(Data entries for graphics)
=====
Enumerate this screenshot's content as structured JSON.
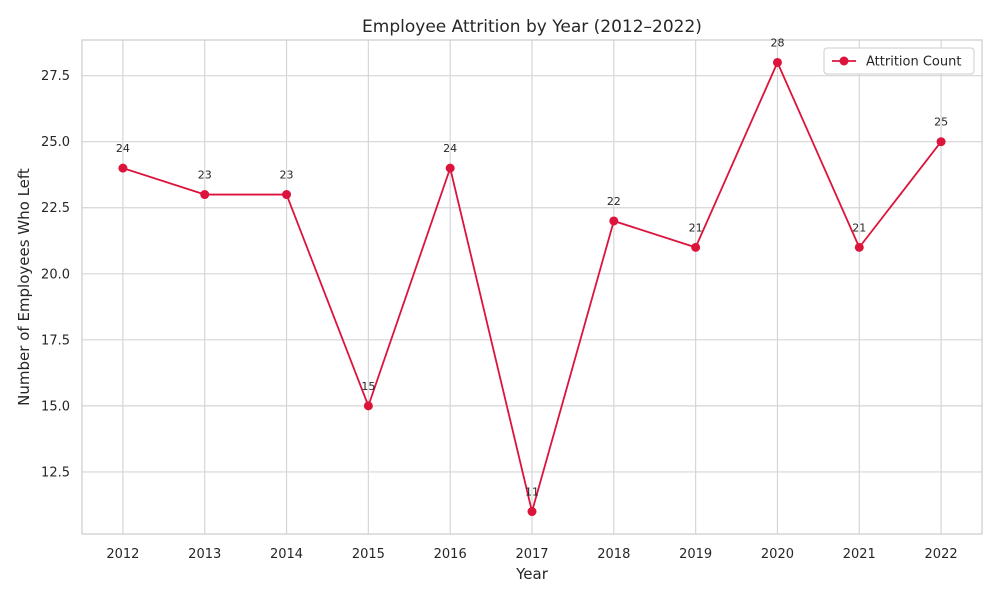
{
  "chart_data": {
    "type": "line",
    "title": "Employee Attrition by Year (2012–2022)",
    "xlabel": "Year",
    "ylabel": "Number of Employees Who Left",
    "x": [
      "2012",
      "2013",
      "2014",
      "2015",
      "2016",
      "2017",
      "2018",
      "2019",
      "2020",
      "2021",
      "2022"
    ],
    "series": [
      {
        "name": "Attrition Count",
        "values": [
          24,
          23,
          23,
          15,
          24,
          11,
          22,
          21,
          28,
          21,
          25
        ],
        "color": "#dc143c"
      }
    ],
    "data_labels": [
      "24",
      "23",
      "23",
      "15",
      "24",
      "11",
      "22",
      "21",
      "28",
      "21",
      "25"
    ],
    "ylim": [
      10.15,
      28.85
    ],
    "y_ticks": [
      12.5,
      15.0,
      17.5,
      20.0,
      22.5,
      25.0,
      27.5
    ],
    "y_tick_labels": [
      "12.5",
      "15.0",
      "17.5",
      "20.0",
      "22.5",
      "25.0",
      "27.5"
    ],
    "grid": true,
    "legend_position": "top-right",
    "colors": {
      "grid": "#d6d6d6",
      "frame": "#cccccc",
      "text": "#262626"
    }
  }
}
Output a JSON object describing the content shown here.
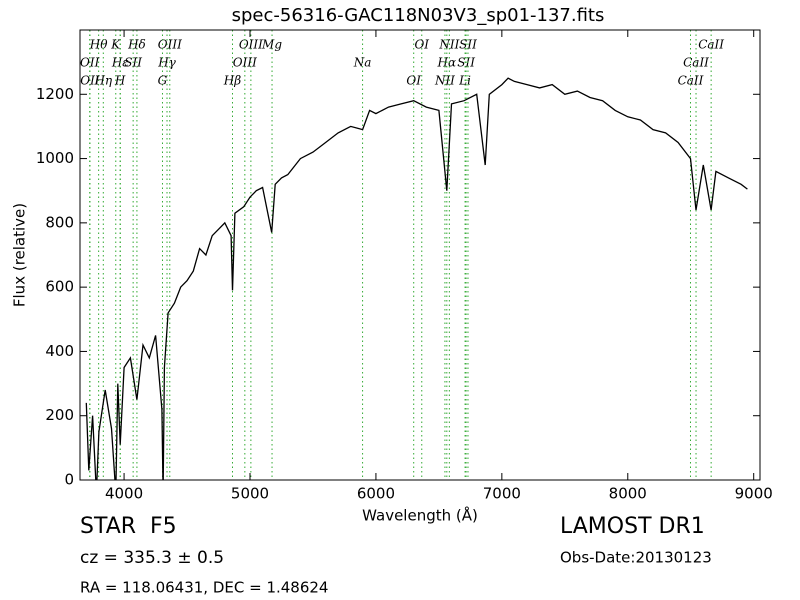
{
  "chart_data": {
    "type": "line",
    "title": "spec-56316-GAC118N03V3_sp01-137.fits",
    "xlabel": "Wavelength (Å)",
    "ylabel": "Flux (relative)",
    "color": "#000000",
    "x": [
      3700,
      3720,
      3750,
      3780,
      3800,
      3850,
      3900,
      3934,
      3950,
      3969,
      4000,
      4050,
      4102,
      4150,
      4200,
      4250,
      4300,
      4310,
      4320,
      4350,
      4400,
      4450,
      4500,
      4550,
      4600,
      4650,
      4700,
      4750,
      4800,
      4850,
      4861,
      4880,
      4950,
      5000,
      5050,
      5100,
      5172,
      5200,
      5250,
      5300,
      5400,
      5500,
      5600,
      5700,
      5800,
      5894,
      5950,
      6000,
      6100,
      6200,
      6300,
      6400,
      6500,
      6563,
      6600,
      6700,
      6800,
      6868,
      6900,
      7000,
      7050,
      7100,
      7200,
      7300,
      7400,
      7500,
      7600,
      7700,
      7800,
      7900,
      8000,
      8100,
      8200,
      8300,
      8400,
      8498,
      8542,
      8600,
      8662,
      8700,
      8800,
      8900,
      8950
    ],
    "values": [
      240,
      30,
      200,
      -40,
      150,
      280,
      160,
      -40,
      300,
      110,
      350,
      380,
      250,
      420,
      380,
      450,
      220,
      -40,
      350,
      520,
      550,
      600,
      620,
      650,
      720,
      700,
      760,
      780,
      800,
      760,
      590,
      830,
      850,
      880,
      900,
      910,
      770,
      920,
      940,
      950,
      1000,
      1020,
      1050,
      1080,
      1100,
      1090,
      1150,
      1140,
      1160,
      1170,
      1180,
      1160,
      1150,
      900,
      1170,
      1180,
      1200,
      980,
      1200,
      1230,
      1250,
      1240,
      1230,
      1220,
      1230,
      1200,
      1210,
      1190,
      1180,
      1150,
      1130,
      1120,
      1090,
      1080,
      1050,
      1000,
      840,
      980,
      840,
      960,
      940,
      920,
      905
    ],
    "xlim": [
      3650,
      9050
    ],
    "ylim": [
      0,
      1400
    ],
    "xticks": [
      4000,
      5000,
      6000,
      7000,
      8000,
      9000
    ],
    "yticks": [
      0,
      200,
      400,
      600,
      800,
      1000,
      1200
    ],
    "line_color": "#33aa33",
    "lines": [
      {
        "label": "Hθ",
        "wavelength": 3798
      },
      {
        "label": "OII",
        "wavelength": 3727
      },
      {
        "label": "OII",
        "wavelength": 3729
      },
      {
        "label": "K",
        "wavelength": 3934
      },
      {
        "label": "Hε",
        "wavelength": 3970
      },
      {
        "label": "Hη",
        "wavelength": 3835
      },
      {
        "label": "Hδ",
        "wavelength": 4102
      },
      {
        "label": "SII",
        "wavelength": 4072
      },
      {
        "label": "H",
        "wavelength": 3969
      },
      {
        "label": "OIII",
        "wavelength": 4363
      },
      {
        "label": "Hγ",
        "wavelength": 4341
      },
      {
        "label": "G",
        "wavelength": 4305
      },
      {
        "label": "OIII",
        "wavelength": 5007
      },
      {
        "label": "OIII",
        "wavelength": 4959
      },
      {
        "label": "Hβ",
        "wavelength": 4861
      },
      {
        "label": "Mg",
        "wavelength": 5175
      },
      {
        "label": "Na",
        "wavelength": 5894
      },
      {
        "label": "OI",
        "wavelength": 6300
      },
      {
        "label": "OI",
        "wavelength": 6364
      },
      {
        "label": "Hα",
        "wavelength": 6563
      },
      {
        "label": "NII",
        "wavelength": 6548
      },
      {
        "label": "NII",
        "wavelength": 6583
      },
      {
        "label": "SII",
        "wavelength": 6716
      },
      {
        "label": "Li",
        "wavelength": 6708
      },
      {
        "label": "SII",
        "wavelength": 6731
      },
      {
        "label": "CaII",
        "wavelength": 8542
      },
      {
        "label": "CaII",
        "wavelength": 8498
      },
      {
        "label": "CaII",
        "wavelength": 8662
      }
    ]
  },
  "footer": {
    "class": "STAR",
    "subclass": "F5",
    "cz": "cz = 335.3 ± 0.5",
    "coords": "RA = 118.06431, DEC = 1.48624",
    "survey": "LAMOST DR1",
    "obs_date": "Obs-Date:20130123"
  }
}
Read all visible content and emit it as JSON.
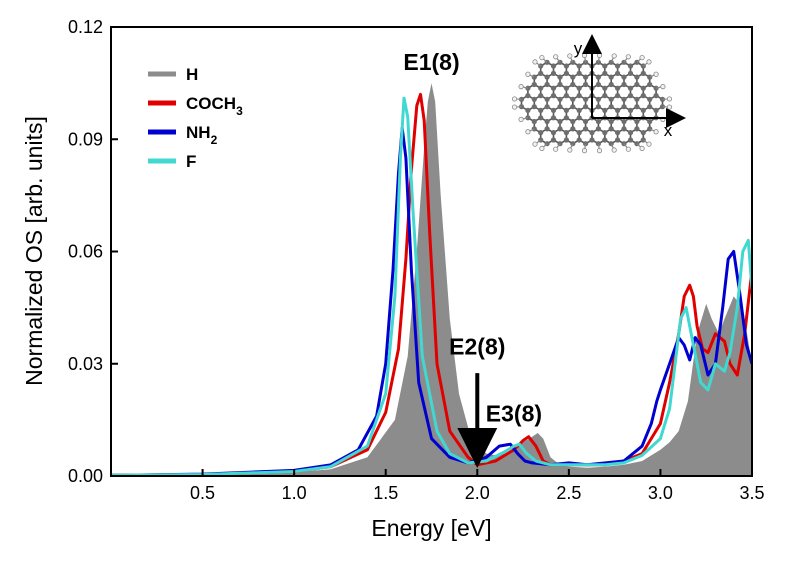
{
  "chart_data": {
    "type": "line",
    "xlabel": "Energy [eV]",
    "ylabel": "Normalized OS [arb. units]",
    "xlim": [
      0.0,
      3.5
    ],
    "ylim": [
      0.0,
      0.12
    ],
    "xticks": [
      0.5,
      1.0,
      1.5,
      2.0,
      2.5,
      3.0,
      3.5
    ],
    "xtick_labels": [
      "0.5",
      "1.0",
      "1.5",
      "2.0",
      "2.5",
      "3.0",
      "3.5"
    ],
    "yticks": [
      0.0,
      0.03,
      0.06,
      0.09,
      0.12
    ],
    "ytick_labels": [
      "0.00",
      "0.03",
      "0.06",
      "0.09",
      "0.12"
    ],
    "grid": false,
    "legend_position": "top-left",
    "legend": [
      {
        "name": "H",
        "sub": "",
        "color": "#8c8c8c"
      },
      {
        "name": "COCH",
        "sub": "3",
        "color": "#e00000"
      },
      {
        "name": "NH",
        "sub": "2",
        "color": "#0000d0"
      },
      {
        "name": "F",
        "sub": "",
        "color": "#40d8d0"
      }
    ],
    "series": [
      {
        "name": "H",
        "style": "filled",
        "color": "#8c8c8c",
        "x": [
          0.0,
          0.5,
          1.0,
          1.2,
          1.4,
          1.55,
          1.62,
          1.67,
          1.71,
          1.73,
          1.75,
          1.77,
          1.8,
          1.85,
          1.9,
          1.95,
          2.0,
          2.05,
          2.1,
          2.15,
          2.2,
          2.25,
          2.3,
          2.33,
          2.36,
          2.4,
          2.45,
          2.5,
          2.6,
          2.7,
          2.8,
          2.9,
          3.0,
          3.05,
          3.1,
          3.15,
          3.2,
          3.25,
          3.28,
          3.32,
          3.35,
          3.4,
          3.45,
          3.5
        ],
        "y": [
          0.0002,
          0.0004,
          0.001,
          0.0018,
          0.005,
          0.015,
          0.032,
          0.06,
          0.088,
          0.1,
          0.105,
          0.1,
          0.075,
          0.042,
          0.022,
          0.013,
          0.008,
          0.006,
          0.0055,
          0.006,
          0.007,
          0.009,
          0.0105,
          0.0115,
          0.01,
          0.005,
          0.003,
          0.0025,
          0.0022,
          0.0025,
          0.003,
          0.004,
          0.007,
          0.009,
          0.012,
          0.02,
          0.038,
          0.046,
          0.042,
          0.038,
          0.042,
          0.048,
          0.045,
          0.03
        ]
      },
      {
        "name": "COCH3",
        "style": "line",
        "color": "#e00000",
        "x": [
          0.0,
          0.5,
          1.0,
          1.2,
          1.4,
          1.5,
          1.57,
          1.61,
          1.64,
          1.67,
          1.69,
          1.71,
          1.74,
          1.78,
          1.85,
          1.95,
          2.0,
          2.1,
          2.2,
          2.25,
          2.28,
          2.32,
          2.36,
          2.4,
          2.5,
          2.6,
          2.7,
          2.8,
          2.9,
          3.0,
          3.05,
          3.1,
          3.13,
          3.16,
          3.18,
          3.2,
          3.23,
          3.26,
          3.3,
          3.35,
          3.38,
          3.42,
          3.46,
          3.5
        ],
        "y": [
          0.0002,
          0.0004,
          0.0012,
          0.0025,
          0.007,
          0.017,
          0.034,
          0.058,
          0.082,
          0.099,
          0.102,
          0.095,
          0.065,
          0.03,
          0.012,
          0.005,
          0.003,
          0.004,
          0.007,
          0.0095,
          0.0105,
          0.008,
          0.004,
          0.003,
          0.003,
          0.003,
          0.003,
          0.004,
          0.006,
          0.014,
          0.025,
          0.038,
          0.048,
          0.051,
          0.048,
          0.04,
          0.034,
          0.033,
          0.038,
          0.036,
          0.03,
          0.027,
          0.038,
          0.055
        ]
      },
      {
        "name": "NH2",
        "style": "line",
        "color": "#0000d0",
        "x": [
          0.0,
          0.5,
          1.0,
          1.2,
          1.35,
          1.45,
          1.5,
          1.54,
          1.57,
          1.59,
          1.61,
          1.64,
          1.68,
          1.75,
          1.85,
          1.95,
          2.05,
          2.12,
          2.18,
          2.22,
          2.26,
          2.3,
          2.4,
          2.5,
          2.6,
          2.7,
          2.8,
          2.9,
          2.95,
          2.98,
          3.0,
          3.05,
          3.1,
          3.13,
          3.16,
          3.19,
          3.22,
          3.26,
          3.3,
          3.34,
          3.37,
          3.4,
          3.43,
          3.47,
          3.5
        ],
        "y": [
          0.0002,
          0.0005,
          0.0015,
          0.003,
          0.007,
          0.016,
          0.03,
          0.055,
          0.081,
          0.093,
          0.085,
          0.055,
          0.025,
          0.01,
          0.005,
          0.0035,
          0.005,
          0.008,
          0.0085,
          0.006,
          0.004,
          0.0035,
          0.003,
          0.0035,
          0.003,
          0.0035,
          0.004,
          0.008,
          0.014,
          0.02,
          0.023,
          0.03,
          0.037,
          0.035,
          0.031,
          0.037,
          0.035,
          0.027,
          0.03,
          0.045,
          0.058,
          0.06,
          0.05,
          0.035,
          0.03
        ]
      },
      {
        "name": "F",
        "style": "line",
        "color": "#40d8d0",
        "x": [
          0.0,
          0.5,
          1.0,
          1.2,
          1.4,
          1.5,
          1.55,
          1.58,
          1.6,
          1.62,
          1.65,
          1.7,
          1.78,
          1.85,
          1.95,
          2.05,
          2.15,
          2.2,
          2.23,
          2.27,
          2.32,
          2.4,
          2.5,
          2.6,
          2.7,
          2.8,
          2.9,
          3.0,
          3.05,
          3.08,
          3.11,
          3.14,
          3.18,
          3.22,
          3.26,
          3.3,
          3.35,
          3.38,
          3.42,
          3.45,
          3.48,
          3.5
        ],
        "y": [
          0.0002,
          0.0004,
          0.0012,
          0.0025,
          0.008,
          0.022,
          0.048,
          0.085,
          0.101,
          0.096,
          0.07,
          0.032,
          0.012,
          0.006,
          0.0035,
          0.004,
          0.0065,
          0.008,
          0.0085,
          0.006,
          0.004,
          0.003,
          0.003,
          0.003,
          0.003,
          0.0035,
          0.0055,
          0.01,
          0.018,
          0.03,
          0.042,
          0.045,
          0.035,
          0.025,
          0.023,
          0.03,
          0.028,
          0.033,
          0.045,
          0.06,
          0.063,
          0.05
        ]
      }
    ],
    "annotations": [
      {
        "text": "E1(8)",
        "x": 1.75,
        "y": 0.1085
      },
      {
        "text": "E2(8)",
        "x": 2.0,
        "y": 0.0325
      },
      {
        "text": "E3(8)",
        "x": 2.2,
        "y": 0.0145
      }
    ],
    "arrow": {
      "x": 2.0,
      "y_start": 0.0275,
      "y_end": 0.0075
    },
    "inset": {
      "x_axis_label": "x",
      "y_axis_label": "y"
    }
  }
}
=====
Exercise directions: Pick out all the lines with the word "content" in them and copy them.

Response to this exercise:
Enumerate this screenshot's content as structured JSON.
Output a JSON object describing the content shown here.
Read all visible content and emit it as JSON.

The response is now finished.